■ Exercise brief
What number of lines contain the word "trāsmiserūt"? Reply with the number and nothing else.

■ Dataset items
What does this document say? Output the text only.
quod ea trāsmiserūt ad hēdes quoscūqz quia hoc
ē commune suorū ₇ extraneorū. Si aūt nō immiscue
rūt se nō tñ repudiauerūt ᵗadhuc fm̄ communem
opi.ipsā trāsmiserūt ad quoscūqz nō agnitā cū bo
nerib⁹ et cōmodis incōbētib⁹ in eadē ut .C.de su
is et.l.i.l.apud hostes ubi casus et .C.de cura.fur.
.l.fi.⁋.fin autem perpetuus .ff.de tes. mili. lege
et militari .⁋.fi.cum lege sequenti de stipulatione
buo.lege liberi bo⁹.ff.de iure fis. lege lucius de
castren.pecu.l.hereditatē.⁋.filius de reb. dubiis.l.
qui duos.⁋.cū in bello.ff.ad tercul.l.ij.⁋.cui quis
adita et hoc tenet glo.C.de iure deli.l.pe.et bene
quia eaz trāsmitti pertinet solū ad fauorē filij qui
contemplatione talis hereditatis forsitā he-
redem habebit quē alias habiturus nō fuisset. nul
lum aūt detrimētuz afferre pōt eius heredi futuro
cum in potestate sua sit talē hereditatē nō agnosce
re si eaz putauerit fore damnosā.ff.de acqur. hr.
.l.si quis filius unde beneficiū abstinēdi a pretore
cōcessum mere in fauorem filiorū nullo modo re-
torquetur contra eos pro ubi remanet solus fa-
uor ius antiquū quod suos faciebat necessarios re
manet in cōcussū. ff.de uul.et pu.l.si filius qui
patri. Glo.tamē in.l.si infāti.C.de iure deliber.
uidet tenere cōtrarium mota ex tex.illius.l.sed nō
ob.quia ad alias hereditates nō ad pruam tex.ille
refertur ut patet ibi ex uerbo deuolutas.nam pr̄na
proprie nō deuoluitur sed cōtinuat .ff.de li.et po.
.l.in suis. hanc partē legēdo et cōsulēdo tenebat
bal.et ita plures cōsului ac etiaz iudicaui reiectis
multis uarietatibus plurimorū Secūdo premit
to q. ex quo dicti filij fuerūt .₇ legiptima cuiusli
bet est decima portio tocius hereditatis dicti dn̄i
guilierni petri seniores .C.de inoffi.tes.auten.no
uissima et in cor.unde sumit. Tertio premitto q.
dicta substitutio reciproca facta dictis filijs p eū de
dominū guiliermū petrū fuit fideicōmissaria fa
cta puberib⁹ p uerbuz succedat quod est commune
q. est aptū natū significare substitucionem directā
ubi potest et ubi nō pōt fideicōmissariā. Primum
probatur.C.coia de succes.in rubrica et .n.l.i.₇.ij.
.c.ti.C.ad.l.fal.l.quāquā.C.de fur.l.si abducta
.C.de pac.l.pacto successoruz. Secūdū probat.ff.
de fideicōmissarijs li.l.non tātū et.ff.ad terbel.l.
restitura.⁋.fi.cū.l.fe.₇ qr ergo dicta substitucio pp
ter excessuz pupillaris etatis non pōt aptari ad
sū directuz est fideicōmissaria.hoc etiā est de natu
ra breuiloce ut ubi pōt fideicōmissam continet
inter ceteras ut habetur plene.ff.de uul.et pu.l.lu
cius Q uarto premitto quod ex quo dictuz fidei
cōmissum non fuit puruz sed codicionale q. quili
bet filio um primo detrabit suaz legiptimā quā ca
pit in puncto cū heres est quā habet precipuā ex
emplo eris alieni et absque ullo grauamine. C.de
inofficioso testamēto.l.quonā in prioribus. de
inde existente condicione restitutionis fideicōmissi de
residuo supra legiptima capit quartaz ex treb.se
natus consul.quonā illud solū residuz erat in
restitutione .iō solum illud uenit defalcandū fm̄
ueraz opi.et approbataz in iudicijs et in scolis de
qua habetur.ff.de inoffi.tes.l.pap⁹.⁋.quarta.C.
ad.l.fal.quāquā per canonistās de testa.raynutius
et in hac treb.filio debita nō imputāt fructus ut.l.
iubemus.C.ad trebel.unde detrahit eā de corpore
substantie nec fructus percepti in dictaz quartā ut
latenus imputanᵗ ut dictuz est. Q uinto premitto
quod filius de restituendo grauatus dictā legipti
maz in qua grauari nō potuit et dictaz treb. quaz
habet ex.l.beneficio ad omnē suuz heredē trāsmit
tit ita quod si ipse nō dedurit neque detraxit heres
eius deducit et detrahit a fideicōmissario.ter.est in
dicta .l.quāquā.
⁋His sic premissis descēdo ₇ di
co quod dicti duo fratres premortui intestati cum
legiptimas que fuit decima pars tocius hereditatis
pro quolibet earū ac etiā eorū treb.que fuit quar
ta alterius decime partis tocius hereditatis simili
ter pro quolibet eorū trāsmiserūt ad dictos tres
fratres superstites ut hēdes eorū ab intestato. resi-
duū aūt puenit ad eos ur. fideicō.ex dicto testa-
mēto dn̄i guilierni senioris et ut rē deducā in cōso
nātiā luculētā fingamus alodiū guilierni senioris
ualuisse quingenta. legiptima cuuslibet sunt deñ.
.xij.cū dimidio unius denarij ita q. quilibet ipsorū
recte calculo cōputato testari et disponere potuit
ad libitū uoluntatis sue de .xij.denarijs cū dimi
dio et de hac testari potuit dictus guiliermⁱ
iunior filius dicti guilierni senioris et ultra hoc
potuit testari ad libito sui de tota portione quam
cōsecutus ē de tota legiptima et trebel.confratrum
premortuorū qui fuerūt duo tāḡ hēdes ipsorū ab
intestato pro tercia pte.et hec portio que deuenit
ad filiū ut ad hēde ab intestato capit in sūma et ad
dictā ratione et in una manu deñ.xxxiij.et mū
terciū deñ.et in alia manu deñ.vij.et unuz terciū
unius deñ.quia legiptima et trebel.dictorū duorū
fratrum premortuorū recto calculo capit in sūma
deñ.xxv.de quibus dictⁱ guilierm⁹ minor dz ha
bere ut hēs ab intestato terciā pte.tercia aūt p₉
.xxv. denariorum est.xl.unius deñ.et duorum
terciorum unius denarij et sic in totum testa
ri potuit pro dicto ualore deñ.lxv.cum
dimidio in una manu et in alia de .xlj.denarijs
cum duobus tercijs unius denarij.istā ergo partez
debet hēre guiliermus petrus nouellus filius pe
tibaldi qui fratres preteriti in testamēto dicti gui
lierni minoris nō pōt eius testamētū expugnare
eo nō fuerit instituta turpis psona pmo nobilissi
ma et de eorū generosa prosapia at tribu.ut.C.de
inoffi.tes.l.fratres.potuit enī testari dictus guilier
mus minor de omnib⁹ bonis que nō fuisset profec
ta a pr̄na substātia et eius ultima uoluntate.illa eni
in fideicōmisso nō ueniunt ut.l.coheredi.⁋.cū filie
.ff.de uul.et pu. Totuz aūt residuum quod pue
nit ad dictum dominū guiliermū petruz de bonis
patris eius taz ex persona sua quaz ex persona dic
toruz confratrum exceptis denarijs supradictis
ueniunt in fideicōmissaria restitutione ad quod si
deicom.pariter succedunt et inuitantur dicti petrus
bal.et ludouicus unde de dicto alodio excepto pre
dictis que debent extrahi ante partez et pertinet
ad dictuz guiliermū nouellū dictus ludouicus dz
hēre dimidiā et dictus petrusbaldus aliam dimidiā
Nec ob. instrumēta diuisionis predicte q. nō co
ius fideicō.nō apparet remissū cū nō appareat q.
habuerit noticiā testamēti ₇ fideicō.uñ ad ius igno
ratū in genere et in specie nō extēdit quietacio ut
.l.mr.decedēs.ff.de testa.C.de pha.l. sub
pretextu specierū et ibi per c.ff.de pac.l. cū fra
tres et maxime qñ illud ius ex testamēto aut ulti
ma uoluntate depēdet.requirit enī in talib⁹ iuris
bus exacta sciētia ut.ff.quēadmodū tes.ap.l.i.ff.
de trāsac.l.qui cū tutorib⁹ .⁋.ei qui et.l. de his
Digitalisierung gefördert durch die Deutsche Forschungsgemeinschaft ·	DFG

■ Reply to the exercise
3